=== What the task requires ===
Set down the material once more, exactly as it appears.

=== Supplied data ===
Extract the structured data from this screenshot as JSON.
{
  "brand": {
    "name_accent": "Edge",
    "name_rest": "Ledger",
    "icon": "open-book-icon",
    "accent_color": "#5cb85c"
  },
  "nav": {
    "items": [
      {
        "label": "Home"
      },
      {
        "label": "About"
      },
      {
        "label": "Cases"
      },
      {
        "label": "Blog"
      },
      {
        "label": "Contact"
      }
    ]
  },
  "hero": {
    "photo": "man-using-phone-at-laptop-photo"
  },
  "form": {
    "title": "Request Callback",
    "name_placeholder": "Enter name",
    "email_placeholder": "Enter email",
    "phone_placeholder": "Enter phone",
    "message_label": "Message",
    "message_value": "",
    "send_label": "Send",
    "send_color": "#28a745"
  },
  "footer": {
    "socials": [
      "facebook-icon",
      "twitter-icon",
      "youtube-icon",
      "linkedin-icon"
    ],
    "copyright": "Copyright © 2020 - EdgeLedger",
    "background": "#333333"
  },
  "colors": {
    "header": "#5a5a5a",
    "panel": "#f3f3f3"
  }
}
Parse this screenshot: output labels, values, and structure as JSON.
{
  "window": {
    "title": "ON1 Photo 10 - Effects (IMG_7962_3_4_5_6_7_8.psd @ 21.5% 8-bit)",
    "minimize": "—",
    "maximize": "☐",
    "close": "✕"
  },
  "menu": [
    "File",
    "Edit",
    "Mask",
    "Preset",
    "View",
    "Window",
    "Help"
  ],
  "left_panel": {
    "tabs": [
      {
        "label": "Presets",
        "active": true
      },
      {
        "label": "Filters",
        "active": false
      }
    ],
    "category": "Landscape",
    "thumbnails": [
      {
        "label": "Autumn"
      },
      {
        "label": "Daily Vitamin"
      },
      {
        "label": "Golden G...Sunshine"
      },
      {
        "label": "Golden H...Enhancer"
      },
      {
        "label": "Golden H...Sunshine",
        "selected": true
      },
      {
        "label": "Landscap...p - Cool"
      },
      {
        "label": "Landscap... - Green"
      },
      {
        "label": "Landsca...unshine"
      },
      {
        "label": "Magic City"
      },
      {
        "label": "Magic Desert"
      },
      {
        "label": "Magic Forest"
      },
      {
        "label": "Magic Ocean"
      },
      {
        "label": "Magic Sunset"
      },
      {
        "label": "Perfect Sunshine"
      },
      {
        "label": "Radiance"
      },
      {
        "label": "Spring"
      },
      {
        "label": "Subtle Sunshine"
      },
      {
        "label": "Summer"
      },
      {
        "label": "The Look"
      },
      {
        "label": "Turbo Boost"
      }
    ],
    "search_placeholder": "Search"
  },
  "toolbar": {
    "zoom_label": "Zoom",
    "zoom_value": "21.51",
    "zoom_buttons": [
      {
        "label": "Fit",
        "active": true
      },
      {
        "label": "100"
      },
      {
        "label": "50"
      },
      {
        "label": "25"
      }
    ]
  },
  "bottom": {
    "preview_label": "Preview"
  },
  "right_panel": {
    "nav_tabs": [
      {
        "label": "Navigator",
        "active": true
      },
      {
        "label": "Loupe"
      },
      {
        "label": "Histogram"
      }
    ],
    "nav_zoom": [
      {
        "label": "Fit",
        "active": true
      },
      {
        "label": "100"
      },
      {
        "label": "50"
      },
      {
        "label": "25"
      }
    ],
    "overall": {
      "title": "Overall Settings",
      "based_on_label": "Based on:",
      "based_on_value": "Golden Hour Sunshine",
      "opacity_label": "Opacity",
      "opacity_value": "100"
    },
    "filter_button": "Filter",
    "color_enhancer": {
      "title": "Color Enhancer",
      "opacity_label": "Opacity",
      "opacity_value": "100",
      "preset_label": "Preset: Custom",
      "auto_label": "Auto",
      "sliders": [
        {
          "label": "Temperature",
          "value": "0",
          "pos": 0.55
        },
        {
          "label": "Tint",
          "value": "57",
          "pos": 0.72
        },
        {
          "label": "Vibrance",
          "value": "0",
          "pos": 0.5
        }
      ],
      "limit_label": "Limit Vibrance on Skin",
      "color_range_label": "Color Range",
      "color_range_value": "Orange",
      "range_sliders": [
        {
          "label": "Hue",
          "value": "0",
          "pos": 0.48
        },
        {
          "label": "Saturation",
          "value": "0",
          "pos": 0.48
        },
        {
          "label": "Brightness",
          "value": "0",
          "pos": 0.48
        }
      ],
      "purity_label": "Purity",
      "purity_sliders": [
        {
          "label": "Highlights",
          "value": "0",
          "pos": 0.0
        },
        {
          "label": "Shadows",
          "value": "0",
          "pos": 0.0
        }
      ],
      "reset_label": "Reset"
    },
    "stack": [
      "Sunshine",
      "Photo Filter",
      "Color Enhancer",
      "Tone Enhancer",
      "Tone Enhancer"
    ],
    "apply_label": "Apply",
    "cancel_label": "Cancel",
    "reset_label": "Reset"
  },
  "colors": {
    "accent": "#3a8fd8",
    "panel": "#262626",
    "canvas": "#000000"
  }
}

=== Final result ===
Extract the structured data from this screenshot as JSON.
{
  "brand": {
    "name_accent": "Edge",
    "name_rest": "Ledger",
    "icon": "open-book-icon",
    "accent_color": "#5cb85c"
  },
  "nav": {
    "items": [
      {
        "label": "Home"
      },
      {
        "label": "About"
      },
      {
        "label": "Cases"
      },
      {
        "label": "Blog"
      },
      {
        "label": "Contact"
      }
    ]
  },
  "hero": {
    "photo": "man-using-phone-at-laptop-photo"
  },
  "form": {
    "title": "Request Callback",
    "name_placeholder": "Enter name",
    "email_placeholder": "Enter email",
    "phone_placeholder": "Enter phone",
    "message_label": "Message",
    "message_value": "",
    "send_label": "Send",
    "send_color": "#28a745"
  },
  "footer": {
    "socials": [
      "facebook-icon",
      "twitter-icon",
      "youtube-icon",
      "linkedin-icon"
    ],
    "copyright": "Copyright © 2020 - EdgeLedger",
    "background": "#333333"
  },
  "colors": {
    "header": "#5a5a5a",
    "panel": "#f3f3f3"
  }
}
Parse this screenshot: output labels, values, and structure as JSON.
{
  "window": {
    "title": "ON1 Photo 10 - Effects (IMG_7962_3_4_5_6_7_8.psd @ 21.5% 8-bit)",
    "minimize": "—",
    "maximize": "☐",
    "close": "✕"
  },
  "menu": [
    "File",
    "Edit",
    "Mask",
    "Preset",
    "View",
    "Window",
    "Help"
  ],
  "left_panel": {
    "tabs": [
      {
        "label": "Presets",
        "active": true
      },
      {
        "label": "Filters",
        "active": false
      }
    ],
    "category": "Landscape",
    "thumbnails": [
      {
        "label": "Autumn"
      },
      {
        "label": "Daily Vitamin"
      },
      {
        "label": "Golden G...Sunshine"
      },
      {
        "label": "Golden H...Enhancer"
      },
      {
        "label": "Golden H...Sunshine",
        "selected": true
      },
      {
        "label": "Landscap...p - Cool"
      },
      {
        "label": "Landscap... - Green"
      },
      {
        "label": "Landsca...unshine"
      },
      {
        "label": "Magic City"
      },
      {
        "label": "Magic Desert"
      },
      {
        "label": "Magic Forest"
      },
      {
        "label": "Magic Ocean"
      },
      {
        "label": "Magic Sunset"
      },
      {
        "label": "Perfect Sunshine"
      },
      {
        "label": "Radiance"
      },
      {
        "label": "Spring"
      },
      {
        "label": "Subtle Sunshine"
      },
      {
        "label": "Summer"
      },
      {
        "label": "The Look"
      },
      {
        "label": "Turbo Boost"
      }
    ],
    "search_placeholder": "Search"
  },
  "toolbar": {
    "zoom_label": "Zoom",
    "zoom_value": "21.51",
    "zoom_buttons": [
      {
        "label": "Fit",
        "active": true
      },
      {
        "label": "100"
      },
      {
        "label": "50"
      },
      {
        "label": "25"
      }
    ]
  },
  "bottom": {
    "preview_label": "Preview"
  },
  "right_panel": {
    "nav_tabs": [
      {
        "label": "Navigator",
        "active": true
      },
      {
        "label": "Loupe"
      },
      {
        "label": "Histogram"
      }
    ],
    "nav_zoom": [
      {
        "label": "Fit",
        "active": true
      },
      {
        "label": "100"
      },
      {
        "label": "50"
      },
      {
        "label": "25"
      }
    ],
    "overall": {
      "title": "Overall Settings",
      "based_on_label": "Based on:",
      "based_on_value": "Golden Hour Sunshine",
      "opacity_label": "Opacity",
      "opacity_value": "100"
    },
    "filter_button": "Filter",
    "color_enhancer": {
      "title": "Color Enhancer",
      "opacity_label": "Opacity",
      "opacity_value": "100",
      "preset_label": "Preset: Custom",
      "auto_label": "Auto",
      "sliders": [
        {
          "label": "Temperature",
          "value": "0",
          "pos": 0.55
        },
        {
          "label": "Tint",
          "value": "57",
          "pos": 0.72
        },
        {
          "label": "Vibrance",
          "value": "0",
          "pos": 0.5
        }
      ],
      "limit_label": "Limit Vibrance on Skin",
      "color_range_label": "Color Range",
      "color_range_value": "Orange",
      "range_sliders": [
        {
          "label": "Hue",
          "value": "0",
          "pos": 0.48
        },
        {
          "label": "Saturation",
          "value": "0",
          "pos": 0.48
        },
        {
          "label": "Brightness",
          "value": "0",
          "pos": 0.48
        }
      ],
      "purity_label": "Purity",
      "purity_sliders": [
        {
          "label": "Highlights",
          "value": "0",
          "pos": 0.0
        },
        {
          "label": "Shadows",
          "value": "0",
          "pos": 0.0
        }
      ],
      "reset_label": "Reset"
    },
    "stack": [
      "Sunshine",
      "Photo Filter",
      "Color Enhancer",
      "Tone Enhancer",
      "Tone Enhancer"
    ],
    "apply_label": "Apply",
    "cancel_label": "Cancel",
    "reset_label": "Reset"
  },
  "colors": {
    "accent": "#3a8fd8",
    "panel": "#262626",
    "canvas": "#000000"
  }
}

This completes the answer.